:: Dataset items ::

## begin

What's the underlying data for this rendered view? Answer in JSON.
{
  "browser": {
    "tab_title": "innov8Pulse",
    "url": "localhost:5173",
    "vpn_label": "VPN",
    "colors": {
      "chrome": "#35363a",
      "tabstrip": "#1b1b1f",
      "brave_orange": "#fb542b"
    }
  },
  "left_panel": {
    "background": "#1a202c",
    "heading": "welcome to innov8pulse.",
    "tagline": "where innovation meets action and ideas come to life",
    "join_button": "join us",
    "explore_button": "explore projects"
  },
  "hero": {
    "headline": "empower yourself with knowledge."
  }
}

## end

:: Exercise aim ::
Faithfully reproduce all of the records, character for character.

:: Answer for this exercise ::
What's the underlying data for this rendered view? Answer in JSON.
{
  "browser": {
    "tab_title": "innov8Pulse",
    "url": "localhost:5173",
    "vpn_label": "VPN",
    "colors": {
      "chrome": "#35363a",
      "tabstrip": "#1b1b1f",
      "brave_orange": "#fb542b"
    }
  },
  "left_panel": {
    "background": "#1a202c",
    "heading": "welcome to innov8pulse.",
    "tagline": "where innovation meets action and ideas come to life",
    "join_button": "join us",
    "explore_button": "explore projects"
  },
  "hero": {
    "headline": "empower yourself with knowledge."
  }
}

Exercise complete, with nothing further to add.